━━━━━ Dataset entries ━━━━━

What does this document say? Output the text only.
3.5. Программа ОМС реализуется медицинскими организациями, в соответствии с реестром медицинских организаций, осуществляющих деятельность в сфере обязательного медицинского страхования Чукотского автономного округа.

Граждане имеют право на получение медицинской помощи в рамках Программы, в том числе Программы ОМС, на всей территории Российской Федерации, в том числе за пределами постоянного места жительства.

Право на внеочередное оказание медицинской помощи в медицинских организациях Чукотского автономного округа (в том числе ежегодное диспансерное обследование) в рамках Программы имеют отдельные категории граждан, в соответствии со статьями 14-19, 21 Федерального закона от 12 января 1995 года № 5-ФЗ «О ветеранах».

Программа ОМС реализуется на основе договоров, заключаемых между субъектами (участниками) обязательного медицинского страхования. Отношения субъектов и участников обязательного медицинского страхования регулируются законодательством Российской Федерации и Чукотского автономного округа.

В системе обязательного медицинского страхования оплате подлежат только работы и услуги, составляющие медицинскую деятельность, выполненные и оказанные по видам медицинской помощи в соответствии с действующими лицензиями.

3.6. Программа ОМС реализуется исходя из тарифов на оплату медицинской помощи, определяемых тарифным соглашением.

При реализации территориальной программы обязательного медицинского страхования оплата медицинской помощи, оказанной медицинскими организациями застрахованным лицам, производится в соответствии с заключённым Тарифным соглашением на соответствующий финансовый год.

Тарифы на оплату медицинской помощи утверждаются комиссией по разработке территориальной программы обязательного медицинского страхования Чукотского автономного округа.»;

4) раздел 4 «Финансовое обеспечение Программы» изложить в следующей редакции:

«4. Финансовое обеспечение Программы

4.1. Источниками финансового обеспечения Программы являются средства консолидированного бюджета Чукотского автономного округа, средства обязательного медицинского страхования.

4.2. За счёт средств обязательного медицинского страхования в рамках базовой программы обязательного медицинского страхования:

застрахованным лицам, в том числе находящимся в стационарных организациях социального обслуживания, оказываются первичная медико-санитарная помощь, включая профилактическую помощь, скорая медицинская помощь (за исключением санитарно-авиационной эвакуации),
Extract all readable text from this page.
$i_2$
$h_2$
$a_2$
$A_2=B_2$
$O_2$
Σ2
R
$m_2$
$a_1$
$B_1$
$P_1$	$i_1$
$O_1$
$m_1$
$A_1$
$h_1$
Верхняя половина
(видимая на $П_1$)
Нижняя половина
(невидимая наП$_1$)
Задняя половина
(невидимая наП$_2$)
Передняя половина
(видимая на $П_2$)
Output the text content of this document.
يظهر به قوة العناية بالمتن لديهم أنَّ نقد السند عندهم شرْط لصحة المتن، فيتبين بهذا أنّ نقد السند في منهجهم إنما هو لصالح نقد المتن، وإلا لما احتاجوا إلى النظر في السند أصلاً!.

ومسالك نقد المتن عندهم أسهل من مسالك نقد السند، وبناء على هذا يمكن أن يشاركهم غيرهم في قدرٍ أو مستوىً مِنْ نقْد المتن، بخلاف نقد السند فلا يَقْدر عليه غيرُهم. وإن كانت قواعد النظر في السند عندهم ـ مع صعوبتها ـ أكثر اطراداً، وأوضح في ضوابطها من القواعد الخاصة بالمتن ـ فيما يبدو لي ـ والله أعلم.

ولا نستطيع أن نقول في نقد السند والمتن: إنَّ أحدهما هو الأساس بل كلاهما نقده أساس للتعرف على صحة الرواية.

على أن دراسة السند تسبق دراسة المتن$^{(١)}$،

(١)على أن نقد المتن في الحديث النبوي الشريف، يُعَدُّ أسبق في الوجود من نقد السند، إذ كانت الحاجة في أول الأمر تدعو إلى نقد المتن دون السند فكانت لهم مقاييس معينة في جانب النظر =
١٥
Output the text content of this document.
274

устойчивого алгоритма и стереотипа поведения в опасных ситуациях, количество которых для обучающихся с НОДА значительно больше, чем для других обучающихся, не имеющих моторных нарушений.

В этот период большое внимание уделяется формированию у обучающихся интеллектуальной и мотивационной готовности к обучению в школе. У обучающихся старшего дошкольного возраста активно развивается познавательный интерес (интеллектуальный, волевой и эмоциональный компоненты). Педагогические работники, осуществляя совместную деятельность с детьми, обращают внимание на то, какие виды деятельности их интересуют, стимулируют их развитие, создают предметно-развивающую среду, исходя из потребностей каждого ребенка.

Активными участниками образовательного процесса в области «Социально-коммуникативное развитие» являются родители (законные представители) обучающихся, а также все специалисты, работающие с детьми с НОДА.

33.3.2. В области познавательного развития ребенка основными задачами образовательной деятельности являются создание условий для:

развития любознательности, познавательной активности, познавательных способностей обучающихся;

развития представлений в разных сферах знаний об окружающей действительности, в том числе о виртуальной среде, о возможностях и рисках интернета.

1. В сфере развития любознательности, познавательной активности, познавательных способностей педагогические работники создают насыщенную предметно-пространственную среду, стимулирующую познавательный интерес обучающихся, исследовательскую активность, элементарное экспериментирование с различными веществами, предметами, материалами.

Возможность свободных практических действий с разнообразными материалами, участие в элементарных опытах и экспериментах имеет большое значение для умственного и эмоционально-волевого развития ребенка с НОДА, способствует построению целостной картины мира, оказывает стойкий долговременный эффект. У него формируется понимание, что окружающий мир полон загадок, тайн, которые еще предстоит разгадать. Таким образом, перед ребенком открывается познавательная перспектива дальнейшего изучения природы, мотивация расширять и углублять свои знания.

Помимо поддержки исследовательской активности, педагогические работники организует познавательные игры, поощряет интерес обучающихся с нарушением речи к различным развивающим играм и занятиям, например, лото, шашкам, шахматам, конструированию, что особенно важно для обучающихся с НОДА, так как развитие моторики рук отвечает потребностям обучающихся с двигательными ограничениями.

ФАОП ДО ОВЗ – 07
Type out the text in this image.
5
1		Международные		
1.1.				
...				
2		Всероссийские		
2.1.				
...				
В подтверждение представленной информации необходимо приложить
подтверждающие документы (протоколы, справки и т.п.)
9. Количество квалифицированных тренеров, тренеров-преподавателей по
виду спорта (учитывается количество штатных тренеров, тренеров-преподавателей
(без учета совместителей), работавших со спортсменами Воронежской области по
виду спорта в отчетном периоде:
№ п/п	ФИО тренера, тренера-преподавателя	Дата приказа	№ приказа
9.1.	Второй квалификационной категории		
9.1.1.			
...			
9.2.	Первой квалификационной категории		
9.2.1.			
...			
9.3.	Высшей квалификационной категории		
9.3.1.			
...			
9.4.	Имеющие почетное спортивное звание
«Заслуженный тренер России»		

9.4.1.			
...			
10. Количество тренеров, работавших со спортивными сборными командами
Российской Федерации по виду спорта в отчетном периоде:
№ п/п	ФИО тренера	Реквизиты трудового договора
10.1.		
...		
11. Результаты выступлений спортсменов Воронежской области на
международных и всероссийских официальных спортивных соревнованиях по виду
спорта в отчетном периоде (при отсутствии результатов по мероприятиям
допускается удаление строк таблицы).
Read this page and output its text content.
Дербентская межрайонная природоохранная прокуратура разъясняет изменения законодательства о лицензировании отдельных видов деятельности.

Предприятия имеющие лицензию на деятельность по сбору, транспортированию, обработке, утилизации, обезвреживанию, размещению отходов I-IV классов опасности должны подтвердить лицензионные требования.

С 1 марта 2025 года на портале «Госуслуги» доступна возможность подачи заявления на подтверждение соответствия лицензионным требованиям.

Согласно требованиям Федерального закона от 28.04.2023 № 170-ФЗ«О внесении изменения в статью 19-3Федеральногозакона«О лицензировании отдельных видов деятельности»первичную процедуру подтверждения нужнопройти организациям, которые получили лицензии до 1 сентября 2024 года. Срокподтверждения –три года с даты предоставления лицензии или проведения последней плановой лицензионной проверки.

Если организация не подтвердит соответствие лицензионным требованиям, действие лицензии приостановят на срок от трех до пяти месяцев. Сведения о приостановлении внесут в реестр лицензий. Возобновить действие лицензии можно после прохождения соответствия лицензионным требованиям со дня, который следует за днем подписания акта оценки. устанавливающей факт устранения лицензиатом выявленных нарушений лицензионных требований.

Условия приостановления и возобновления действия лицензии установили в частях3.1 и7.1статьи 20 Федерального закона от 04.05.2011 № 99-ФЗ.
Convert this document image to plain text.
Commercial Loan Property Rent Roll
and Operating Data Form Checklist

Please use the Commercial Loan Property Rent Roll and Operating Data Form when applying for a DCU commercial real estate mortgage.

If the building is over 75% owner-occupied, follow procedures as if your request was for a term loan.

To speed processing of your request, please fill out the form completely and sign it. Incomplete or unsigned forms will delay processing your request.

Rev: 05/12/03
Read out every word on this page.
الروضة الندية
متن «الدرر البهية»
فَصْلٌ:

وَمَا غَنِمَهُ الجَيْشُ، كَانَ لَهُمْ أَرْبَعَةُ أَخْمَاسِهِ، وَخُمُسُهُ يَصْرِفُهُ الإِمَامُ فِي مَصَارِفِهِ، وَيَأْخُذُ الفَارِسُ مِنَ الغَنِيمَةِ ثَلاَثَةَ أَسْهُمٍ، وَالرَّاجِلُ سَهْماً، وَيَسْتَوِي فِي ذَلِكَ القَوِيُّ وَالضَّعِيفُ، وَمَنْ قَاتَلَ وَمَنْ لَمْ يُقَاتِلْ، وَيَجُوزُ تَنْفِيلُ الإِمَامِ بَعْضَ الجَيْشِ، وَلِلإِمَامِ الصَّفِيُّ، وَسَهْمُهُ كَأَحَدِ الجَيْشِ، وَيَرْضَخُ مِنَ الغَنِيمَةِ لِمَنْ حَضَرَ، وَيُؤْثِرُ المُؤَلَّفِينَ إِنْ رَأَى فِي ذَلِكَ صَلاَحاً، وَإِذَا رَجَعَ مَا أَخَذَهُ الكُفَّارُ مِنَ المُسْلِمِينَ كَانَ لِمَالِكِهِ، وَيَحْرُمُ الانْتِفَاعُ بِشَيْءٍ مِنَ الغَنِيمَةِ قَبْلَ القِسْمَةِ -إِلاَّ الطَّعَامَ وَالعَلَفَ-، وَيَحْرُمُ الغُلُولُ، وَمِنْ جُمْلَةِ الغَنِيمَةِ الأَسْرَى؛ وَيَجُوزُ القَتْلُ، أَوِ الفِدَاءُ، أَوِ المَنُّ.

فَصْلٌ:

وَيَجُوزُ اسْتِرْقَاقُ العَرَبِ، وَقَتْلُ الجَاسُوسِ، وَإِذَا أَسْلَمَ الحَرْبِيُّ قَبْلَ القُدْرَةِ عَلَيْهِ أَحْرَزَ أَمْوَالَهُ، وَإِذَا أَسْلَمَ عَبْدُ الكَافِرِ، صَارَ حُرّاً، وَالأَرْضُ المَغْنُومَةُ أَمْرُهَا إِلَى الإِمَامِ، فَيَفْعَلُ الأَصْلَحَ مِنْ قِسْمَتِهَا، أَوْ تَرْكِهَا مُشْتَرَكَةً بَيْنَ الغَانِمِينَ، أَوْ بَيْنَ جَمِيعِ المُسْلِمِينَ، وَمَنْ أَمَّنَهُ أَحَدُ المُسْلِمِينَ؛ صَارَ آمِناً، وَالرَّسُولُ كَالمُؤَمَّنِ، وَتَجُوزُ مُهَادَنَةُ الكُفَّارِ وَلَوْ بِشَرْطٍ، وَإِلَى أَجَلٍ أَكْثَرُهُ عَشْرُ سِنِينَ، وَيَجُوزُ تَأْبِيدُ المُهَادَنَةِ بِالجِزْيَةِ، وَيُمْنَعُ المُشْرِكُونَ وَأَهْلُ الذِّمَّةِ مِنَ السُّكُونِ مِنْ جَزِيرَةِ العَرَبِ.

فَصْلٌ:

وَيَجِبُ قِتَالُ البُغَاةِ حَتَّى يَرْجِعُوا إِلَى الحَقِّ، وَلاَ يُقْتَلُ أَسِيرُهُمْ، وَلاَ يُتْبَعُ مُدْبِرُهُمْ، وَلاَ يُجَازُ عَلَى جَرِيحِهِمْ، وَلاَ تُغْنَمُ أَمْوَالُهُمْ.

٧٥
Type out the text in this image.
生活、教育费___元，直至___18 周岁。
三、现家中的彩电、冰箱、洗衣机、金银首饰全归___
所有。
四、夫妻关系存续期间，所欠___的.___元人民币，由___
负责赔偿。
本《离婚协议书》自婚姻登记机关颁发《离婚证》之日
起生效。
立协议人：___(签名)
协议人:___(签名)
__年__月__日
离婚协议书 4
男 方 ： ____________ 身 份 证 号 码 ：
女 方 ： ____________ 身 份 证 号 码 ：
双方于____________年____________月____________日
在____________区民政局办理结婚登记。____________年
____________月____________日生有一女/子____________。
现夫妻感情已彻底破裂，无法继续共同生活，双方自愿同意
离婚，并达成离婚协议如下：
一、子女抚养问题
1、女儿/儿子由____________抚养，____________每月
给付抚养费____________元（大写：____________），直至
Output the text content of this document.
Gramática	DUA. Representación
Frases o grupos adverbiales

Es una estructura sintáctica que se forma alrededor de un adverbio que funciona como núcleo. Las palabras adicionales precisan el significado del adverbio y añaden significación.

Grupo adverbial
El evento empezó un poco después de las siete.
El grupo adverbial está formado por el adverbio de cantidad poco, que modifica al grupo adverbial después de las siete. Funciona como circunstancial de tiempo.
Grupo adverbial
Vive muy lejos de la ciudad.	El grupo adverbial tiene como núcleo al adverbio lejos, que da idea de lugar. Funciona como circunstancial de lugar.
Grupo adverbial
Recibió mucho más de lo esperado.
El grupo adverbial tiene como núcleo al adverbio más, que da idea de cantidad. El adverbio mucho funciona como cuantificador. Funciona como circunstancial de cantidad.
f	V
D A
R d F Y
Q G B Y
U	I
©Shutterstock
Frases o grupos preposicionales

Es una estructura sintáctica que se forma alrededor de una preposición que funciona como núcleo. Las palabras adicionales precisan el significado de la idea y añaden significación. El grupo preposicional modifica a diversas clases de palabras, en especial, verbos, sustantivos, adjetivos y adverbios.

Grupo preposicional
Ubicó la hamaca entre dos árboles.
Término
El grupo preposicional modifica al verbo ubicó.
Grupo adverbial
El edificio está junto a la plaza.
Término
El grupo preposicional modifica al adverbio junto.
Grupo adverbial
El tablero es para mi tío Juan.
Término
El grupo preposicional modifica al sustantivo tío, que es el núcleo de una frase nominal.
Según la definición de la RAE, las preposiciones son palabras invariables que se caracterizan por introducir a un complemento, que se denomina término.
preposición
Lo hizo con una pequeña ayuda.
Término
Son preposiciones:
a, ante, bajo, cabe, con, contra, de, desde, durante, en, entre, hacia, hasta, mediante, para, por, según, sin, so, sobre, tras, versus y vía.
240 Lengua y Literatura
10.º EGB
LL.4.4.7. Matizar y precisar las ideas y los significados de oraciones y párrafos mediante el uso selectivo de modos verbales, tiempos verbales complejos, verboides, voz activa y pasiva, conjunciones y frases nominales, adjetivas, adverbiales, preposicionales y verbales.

━━━━━

[Task objective] For each line of the listing that holds the word "квалификационной", show that line.

[Solution for this exercise]
9.1.	Второй квалификационной категории		
9.2.	Первой квалификационной категории		
9.3.	Высшей квалификационной категории		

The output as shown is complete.